## Assignment
Would you reproduce all of the entries exactly?

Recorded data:

<<<<

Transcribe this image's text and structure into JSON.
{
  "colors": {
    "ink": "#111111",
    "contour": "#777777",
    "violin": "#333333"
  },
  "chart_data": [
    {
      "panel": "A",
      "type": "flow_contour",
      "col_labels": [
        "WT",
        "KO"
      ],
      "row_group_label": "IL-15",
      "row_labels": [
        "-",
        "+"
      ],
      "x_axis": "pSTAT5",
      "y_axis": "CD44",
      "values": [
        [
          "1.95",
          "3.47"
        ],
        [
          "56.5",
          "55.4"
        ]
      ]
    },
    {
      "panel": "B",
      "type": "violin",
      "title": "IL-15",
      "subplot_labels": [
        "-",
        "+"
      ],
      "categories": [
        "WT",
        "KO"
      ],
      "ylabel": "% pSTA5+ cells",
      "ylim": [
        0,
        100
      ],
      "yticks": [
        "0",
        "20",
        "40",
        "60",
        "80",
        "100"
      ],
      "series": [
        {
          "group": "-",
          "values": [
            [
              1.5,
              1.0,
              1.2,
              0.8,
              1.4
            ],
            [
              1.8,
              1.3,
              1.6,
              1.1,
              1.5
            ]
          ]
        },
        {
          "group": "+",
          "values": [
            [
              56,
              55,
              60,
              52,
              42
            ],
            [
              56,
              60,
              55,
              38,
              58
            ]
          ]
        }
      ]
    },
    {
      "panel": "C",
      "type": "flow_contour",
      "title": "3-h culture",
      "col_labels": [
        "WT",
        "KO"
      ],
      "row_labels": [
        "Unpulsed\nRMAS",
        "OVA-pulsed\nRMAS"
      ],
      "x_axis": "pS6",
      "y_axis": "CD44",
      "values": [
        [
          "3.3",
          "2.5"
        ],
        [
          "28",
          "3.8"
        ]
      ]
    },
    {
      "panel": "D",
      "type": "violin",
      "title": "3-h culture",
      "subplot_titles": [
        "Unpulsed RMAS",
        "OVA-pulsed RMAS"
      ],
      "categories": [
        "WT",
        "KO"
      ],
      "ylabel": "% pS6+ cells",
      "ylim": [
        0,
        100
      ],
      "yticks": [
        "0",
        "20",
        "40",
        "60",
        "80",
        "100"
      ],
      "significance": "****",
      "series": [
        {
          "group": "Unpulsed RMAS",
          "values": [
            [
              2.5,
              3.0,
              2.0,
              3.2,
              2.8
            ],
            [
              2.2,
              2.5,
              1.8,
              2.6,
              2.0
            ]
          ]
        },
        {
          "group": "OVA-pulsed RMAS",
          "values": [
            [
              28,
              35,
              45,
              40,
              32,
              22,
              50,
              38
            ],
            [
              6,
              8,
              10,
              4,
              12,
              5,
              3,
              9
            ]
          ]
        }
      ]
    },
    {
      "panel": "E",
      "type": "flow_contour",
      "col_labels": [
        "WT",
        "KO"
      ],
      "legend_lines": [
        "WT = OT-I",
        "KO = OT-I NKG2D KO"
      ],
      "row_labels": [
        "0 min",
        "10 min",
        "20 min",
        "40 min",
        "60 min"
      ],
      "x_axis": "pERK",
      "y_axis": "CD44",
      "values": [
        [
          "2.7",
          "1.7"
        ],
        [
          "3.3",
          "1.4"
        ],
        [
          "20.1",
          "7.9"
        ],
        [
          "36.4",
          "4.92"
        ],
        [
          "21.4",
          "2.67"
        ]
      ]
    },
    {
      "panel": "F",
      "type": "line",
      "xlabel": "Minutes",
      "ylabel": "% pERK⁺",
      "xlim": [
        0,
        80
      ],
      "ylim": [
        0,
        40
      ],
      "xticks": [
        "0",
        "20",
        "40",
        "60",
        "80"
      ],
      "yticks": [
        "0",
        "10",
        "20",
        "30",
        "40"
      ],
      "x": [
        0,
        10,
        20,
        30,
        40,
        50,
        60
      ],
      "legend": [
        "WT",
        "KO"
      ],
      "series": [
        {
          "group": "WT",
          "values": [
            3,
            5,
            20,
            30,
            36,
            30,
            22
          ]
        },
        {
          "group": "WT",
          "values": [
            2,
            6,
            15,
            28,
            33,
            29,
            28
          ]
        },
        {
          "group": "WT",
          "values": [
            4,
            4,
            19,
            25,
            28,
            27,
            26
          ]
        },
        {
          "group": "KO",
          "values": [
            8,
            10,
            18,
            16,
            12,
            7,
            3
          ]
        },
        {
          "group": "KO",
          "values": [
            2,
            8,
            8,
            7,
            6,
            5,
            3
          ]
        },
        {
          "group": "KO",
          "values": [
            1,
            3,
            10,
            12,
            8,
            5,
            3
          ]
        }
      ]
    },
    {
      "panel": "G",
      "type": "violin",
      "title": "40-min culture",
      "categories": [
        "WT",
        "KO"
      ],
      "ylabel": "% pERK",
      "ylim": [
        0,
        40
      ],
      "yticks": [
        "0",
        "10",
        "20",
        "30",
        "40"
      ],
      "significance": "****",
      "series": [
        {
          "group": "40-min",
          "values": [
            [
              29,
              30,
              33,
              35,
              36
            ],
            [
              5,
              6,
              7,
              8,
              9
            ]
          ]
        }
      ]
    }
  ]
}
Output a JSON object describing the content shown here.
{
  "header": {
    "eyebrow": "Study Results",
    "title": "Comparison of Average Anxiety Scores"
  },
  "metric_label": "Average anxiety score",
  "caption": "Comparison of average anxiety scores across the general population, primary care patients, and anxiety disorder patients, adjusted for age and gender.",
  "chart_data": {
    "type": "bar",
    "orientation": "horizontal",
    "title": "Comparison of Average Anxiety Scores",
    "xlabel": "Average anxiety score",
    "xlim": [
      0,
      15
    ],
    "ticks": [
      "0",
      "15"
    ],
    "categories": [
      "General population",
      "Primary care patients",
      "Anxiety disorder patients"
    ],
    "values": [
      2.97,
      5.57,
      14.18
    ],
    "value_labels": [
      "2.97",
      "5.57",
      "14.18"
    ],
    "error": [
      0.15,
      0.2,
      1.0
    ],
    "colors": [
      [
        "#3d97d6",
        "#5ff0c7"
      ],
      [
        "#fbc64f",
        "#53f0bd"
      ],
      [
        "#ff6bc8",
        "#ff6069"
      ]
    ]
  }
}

>>>>

## The answer
Transcribe this image's text and structure into JSON.
{
  "colors": {
    "ink": "#111111",
    "contour": "#777777",
    "violin": "#333333"
  },
  "chart_data": [
    {
      "panel": "A",
      "type": "flow_contour",
      "col_labels": [
        "WT",
        "KO"
      ],
      "row_group_label": "IL-15",
      "row_labels": [
        "-",
        "+"
      ],
      "x_axis": "pSTAT5",
      "y_axis": "CD44",
      "values": [
        [
          "1.95",
          "3.47"
        ],
        [
          "56.5",
          "55.4"
        ]
      ]
    },
    {
      "panel": "B",
      "type": "violin",
      "title": "IL-15",
      "subplot_labels": [
        "-",
        "+"
      ],
      "categories": [
        "WT",
        "KO"
      ],
      "ylabel": "% pSTA5+ cells",
      "ylim": [
        0,
        100
      ],
      "yticks": [
        "0",
        "20",
        "40",
        "60",
        "80",
        "100"
      ],
      "series": [
        {
          "group": "-",
          "values": [
            [
              1.5,
              1.0,
              1.2,
              0.8,
              1.4
            ],
            [
              1.8,
              1.3,
              1.6,
              1.1,
              1.5
            ]
          ]
        },
        {
          "group": "+",
          "values": [
            [
              56,
              55,
              60,
              52,
              42
            ],
            [
              56,
              60,
              55,
              38,
              58
            ]
          ]
        }
      ]
    },
    {
      "panel": "C",
      "type": "flow_contour",
      "title": "3-h culture",
      "col_labels": [
        "WT",
        "KO"
      ],
      "row_labels": [
        "Unpulsed\nRMAS",
        "OVA-pulsed\nRMAS"
      ],
      "x_axis": "pS6",
      "y_axis": "CD44",
      "values": [
        [
          "3.3",
          "2.5"
        ],
        [
          "28",
          "3.8"
        ]
      ]
    },
    {
      "panel": "D",
      "type": "violin",
      "title": "3-h culture",
      "subplot_titles": [
        "Unpulsed RMAS",
        "OVA-pulsed RMAS"
      ],
      "categories": [
        "WT",
        "KO"
      ],
      "ylabel": "% pS6+ cells",
      "ylim": [
        0,
        100
      ],
      "yticks": [
        "0",
        "20",
        "40",
        "60",
        "80",
        "100"
      ],
      "significance": "****",
      "series": [
        {
          "group": "Unpulsed RMAS",
          "values": [
            [
              2.5,
              3.0,
              2.0,
              3.2,
              2.8
            ],
            [
              2.2,
              2.5,
              1.8,
              2.6,
              2.0
            ]
          ]
        },
        {
          "group": "OVA-pulsed RMAS",
          "values": [
            [
              28,
              35,
              45,
              40,
              32,
              22,
              50,
              38
            ],
            [
              6,
              8,
              10,
              4,
              12,
              5,
              3,
              9
            ]
          ]
        }
      ]
    },
    {
      "panel": "E",
      "type": "flow_contour",
      "col_labels": [
        "WT",
        "KO"
      ],
      "legend_lines": [
        "WT = OT-I",
        "KO = OT-I NKG2D KO"
      ],
      "row_labels": [
        "0 min",
        "10 min",
        "20 min",
        "40 min",
        "60 min"
      ],
      "x_axis": "pERK",
      "y_axis": "CD44",
      "values": [
        [
          "2.7",
          "1.7"
        ],
        [
          "3.3",
          "1.4"
        ],
        [
          "20.1",
          "7.9"
        ],
        [
          "36.4",
          "4.92"
        ],
        [
          "21.4",
          "2.67"
        ]
      ]
    },
    {
      "panel": "F",
      "type": "line",
      "xlabel": "Minutes",
      "ylabel": "% pERK⁺",
      "xlim": [
        0,
        80
      ],
      "ylim": [
        0,
        40
      ],
      "xticks": [
        "0",
        "20",
        "40",
        "60",
        "80"
      ],
      "yticks": [
        "0",
        "10",
        "20",
        "30",
        "40"
      ],
      "x": [
        0,
        10,
        20,
        30,
        40,
        50,
        60
      ],
      "legend": [
        "WT",
        "KO"
      ],
      "series": [
        {
          "group": "WT",
          "values": [
            3,
            5,
            20,
            30,
            36,
            30,
            22
          ]
        },
        {
          "group": "WT",
          "values": [
            2,
            6,
            15,
            28,
            33,
            29,
            28
          ]
        },
        {
          "group": "WT",
          "values": [
            4,
            4,
            19,
            25,
            28,
            27,
            26
          ]
        },
        {
          "group": "KO",
          "values": [
            8,
            10,
            18,
            16,
            12,
            7,
            3
          ]
        },
        {
          "group": "KO",
          "values": [
            2,
            8,
            8,
            7,
            6,
            5,
            3
          ]
        },
        {
          "group": "KO",
          "values": [
            1,
            3,
            10,
            12,
            8,
            5,
            3
          ]
        }
      ]
    },
    {
      "panel": "G",
      "type": "violin",
      "title": "40-min culture",
      "categories": [
        "WT",
        "KO"
      ],
      "ylabel": "% pERK",
      "ylim": [
        0,
        40
      ],
      "yticks": [
        "0",
        "10",
        "20",
        "30",
        "40"
      ],
      "significance": "****",
      "series": [
        {
          "group": "40-min",
          "values": [
            [
              29,
              30,
              33,
              35,
              36
            ],
            [
              5,
              6,
              7,
              8,
              9
            ]
          ]
        }
      ]
    }
  ]
}
Output a JSON object describing the content shown here.
{
  "header": {
    "eyebrow": "Study Results",
    "title": "Comparison of Average Anxiety Scores"
  },
  "metric_label": "Average anxiety score",
  "caption": "Comparison of average anxiety scores across the general population, primary care patients, and anxiety disorder patients, adjusted for age and gender.",
  "chart_data": {
    "type": "bar",
    "orientation": "horizontal",
    "title": "Comparison of Average Anxiety Scores",
    "xlabel": "Average anxiety score",
    "xlim": [
      0,
      15
    ],
    "ticks": [
      "0",
      "15"
    ],
    "categories": [
      "General population",
      "Primary care patients",
      "Anxiety disorder patients"
    ],
    "values": [
      2.97,
      5.57,
      14.18
    ],
    "value_labels": [
      "2.97",
      "5.57",
      "14.18"
    ],
    "error": [
      0.15,
      0.2,
      1.0
    ],
    "colors": [
      [
        "#3d97d6",
        "#5ff0c7"
      ],
      [
        "#fbc64f",
        "#53f0bd"
      ],
      [
        "#ff6bc8",
        "#ff6069"
      ]
    ]
  }
}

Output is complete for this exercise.